** Required task **
Print each of the entries exactly, leaving nothing out.

** Entries **
/---

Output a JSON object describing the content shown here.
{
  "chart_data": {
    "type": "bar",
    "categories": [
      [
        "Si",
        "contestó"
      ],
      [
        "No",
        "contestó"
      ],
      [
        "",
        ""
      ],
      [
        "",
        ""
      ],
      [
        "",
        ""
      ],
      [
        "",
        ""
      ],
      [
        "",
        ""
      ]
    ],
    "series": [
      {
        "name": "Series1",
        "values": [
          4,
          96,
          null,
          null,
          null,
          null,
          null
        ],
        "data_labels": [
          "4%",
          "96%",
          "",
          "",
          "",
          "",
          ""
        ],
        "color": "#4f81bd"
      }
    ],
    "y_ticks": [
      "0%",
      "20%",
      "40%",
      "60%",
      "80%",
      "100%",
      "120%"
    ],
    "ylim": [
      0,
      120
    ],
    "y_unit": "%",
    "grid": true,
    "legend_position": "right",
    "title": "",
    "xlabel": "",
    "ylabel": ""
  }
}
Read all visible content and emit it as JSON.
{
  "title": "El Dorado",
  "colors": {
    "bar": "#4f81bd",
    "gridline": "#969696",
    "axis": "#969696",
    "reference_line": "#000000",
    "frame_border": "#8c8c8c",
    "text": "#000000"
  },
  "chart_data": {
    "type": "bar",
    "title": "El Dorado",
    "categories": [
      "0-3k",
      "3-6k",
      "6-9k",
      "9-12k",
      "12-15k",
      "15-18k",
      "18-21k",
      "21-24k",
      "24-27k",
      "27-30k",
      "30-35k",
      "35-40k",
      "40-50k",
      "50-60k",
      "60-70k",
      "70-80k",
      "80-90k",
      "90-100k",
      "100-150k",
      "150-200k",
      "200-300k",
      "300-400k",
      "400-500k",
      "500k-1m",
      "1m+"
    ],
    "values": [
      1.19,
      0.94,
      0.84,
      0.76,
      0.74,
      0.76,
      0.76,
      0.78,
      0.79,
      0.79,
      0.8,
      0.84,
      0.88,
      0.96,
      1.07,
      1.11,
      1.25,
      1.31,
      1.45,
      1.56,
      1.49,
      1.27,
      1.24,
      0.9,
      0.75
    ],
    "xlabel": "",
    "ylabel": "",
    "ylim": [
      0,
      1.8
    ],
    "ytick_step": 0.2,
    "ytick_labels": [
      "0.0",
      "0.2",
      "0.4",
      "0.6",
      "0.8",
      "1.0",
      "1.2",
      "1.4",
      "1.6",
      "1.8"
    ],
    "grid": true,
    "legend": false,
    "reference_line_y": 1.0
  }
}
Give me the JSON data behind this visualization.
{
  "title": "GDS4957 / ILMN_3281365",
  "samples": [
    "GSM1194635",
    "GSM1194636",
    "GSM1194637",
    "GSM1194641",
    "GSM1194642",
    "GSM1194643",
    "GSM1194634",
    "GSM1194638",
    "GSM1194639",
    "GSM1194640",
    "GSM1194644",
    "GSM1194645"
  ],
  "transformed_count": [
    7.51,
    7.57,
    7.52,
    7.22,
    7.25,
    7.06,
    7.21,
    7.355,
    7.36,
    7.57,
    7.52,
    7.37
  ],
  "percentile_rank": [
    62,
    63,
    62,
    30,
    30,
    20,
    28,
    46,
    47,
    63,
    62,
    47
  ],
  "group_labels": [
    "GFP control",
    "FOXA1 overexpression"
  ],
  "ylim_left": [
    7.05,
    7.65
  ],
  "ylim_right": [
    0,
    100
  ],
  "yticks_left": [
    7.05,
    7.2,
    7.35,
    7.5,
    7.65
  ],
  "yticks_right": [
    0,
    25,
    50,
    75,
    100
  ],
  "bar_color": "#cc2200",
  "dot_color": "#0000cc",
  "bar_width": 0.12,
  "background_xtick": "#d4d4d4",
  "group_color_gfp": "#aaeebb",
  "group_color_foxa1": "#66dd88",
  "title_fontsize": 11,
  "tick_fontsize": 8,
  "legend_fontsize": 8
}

\---

** Output for this task **
Output a JSON object describing the content shown here.
{
  "chart_data": {
    "type": "bar",
    "categories": [
      [
        "Si",
        "contestó"
      ],
      [
        "No",
        "contestó"
      ],
      [
        "",
        ""
      ],
      [
        "",
        ""
      ],
      [
        "",
        ""
      ],
      [
        "",
        ""
      ],
      [
        "",
        ""
      ]
    ],
    "series": [
      {
        "name": "Series1",
        "values": [
          4,
          96,
          null,
          null,
          null,
          null,
          null
        ],
        "data_labels": [
          "4%",
          "96%",
          "",
          "",
          "",
          "",
          ""
        ],
        "color": "#4f81bd"
      }
    ],
    "y_ticks": [
      "0%",
      "20%",
      "40%",
      "60%",
      "80%",
      "100%",
      "120%"
    ],
    "ylim": [
      0,
      120
    ],
    "y_unit": "%",
    "grid": true,
    "legend_position": "right",
    "title": "",
    "xlabel": "",
    "ylabel": ""
  }
}
Read all visible content and emit it as JSON.
{
  "title": "El Dorado",
  "colors": {
    "bar": "#4f81bd",
    "gridline": "#969696",
    "axis": "#969696",
    "reference_line": "#000000",
    "frame_border": "#8c8c8c",
    "text": "#000000"
  },
  "chart_data": {
    "type": "bar",
    "title": "El Dorado",
    "categories": [
      "0-3k",
      "3-6k",
      "6-9k",
      "9-12k",
      "12-15k",
      "15-18k",
      "18-21k",
      "21-24k",
      "24-27k",
      "27-30k",
      "30-35k",
      "35-40k",
      "40-50k",
      "50-60k",
      "60-70k",
      "70-80k",
      "80-90k",
      "90-100k",
      "100-150k",
      "150-200k",
      "200-300k",
      "300-400k",
      "400-500k",
      "500k-1m",
      "1m+"
    ],
    "values": [
      1.19,
      0.94,
      0.84,
      0.76,
      0.74,
      0.76,
      0.76,
      0.78,
      0.79,
      0.79,
      0.8,
      0.84,
      0.88,
      0.96,
      1.07,
      1.11,
      1.25,
      1.31,
      1.45,
      1.56,
      1.49,
      1.27,
      1.24,
      0.9,
      0.75
    ],
    "xlabel": "",
    "ylabel": "",
    "ylim": [
      0,
      1.8
    ],
    "ytick_step": 0.2,
    "ytick_labels": [
      "0.0",
      "0.2",
      "0.4",
      "0.6",
      "0.8",
      "1.0",
      "1.2",
      "1.4",
      "1.6",
      "1.8"
    ],
    "grid": true,
    "legend": false,
    "reference_line_y": 1.0
  }
}
Give me the JSON data behind this visualization.
{
  "title": "GDS4957 / ILMN_3281365",
  "samples": [
    "GSM1194635",
    "GSM1194636",
    "GSM1194637",
    "GSM1194641",
    "GSM1194642",
    "GSM1194643",
    "GSM1194634",
    "GSM1194638",
    "GSM1194639",
    "GSM1194640",
    "GSM1194644",
    "GSM1194645"
  ],
  "transformed_count": [
    7.51,
    7.57,
    7.52,
    7.22,
    7.25,
    7.06,
    7.21,
    7.355,
    7.36,
    7.57,
    7.52,
    7.37
  ],
  "percentile_rank": [
    62,
    63,
    62,
    30,
    30,
    20,
    28,
    46,
    47,
    63,
    62,
    47
  ],
  "group_labels": [
    "GFP control",
    "FOXA1 overexpression"
  ],
  "ylim_left": [
    7.05,
    7.65
  ],
  "ylim_right": [
    0,
    100
  ],
  "yticks_left": [
    7.05,
    7.2,
    7.35,
    7.5,
    7.65
  ],
  "yticks_right": [
    0,
    25,
    50,
    75,
    100
  ],
  "bar_color": "#cc2200",
  "dot_color": "#0000cc",
  "bar_width": 0.12,
  "background_xtick": "#d4d4d4",
  "group_color_gfp": "#aaeebb",
  "group_color_foxa1": "#66dd88",
  "title_fontsize": 11,
  "tick_fontsize": 8,
  "legend_fontsize": 8
}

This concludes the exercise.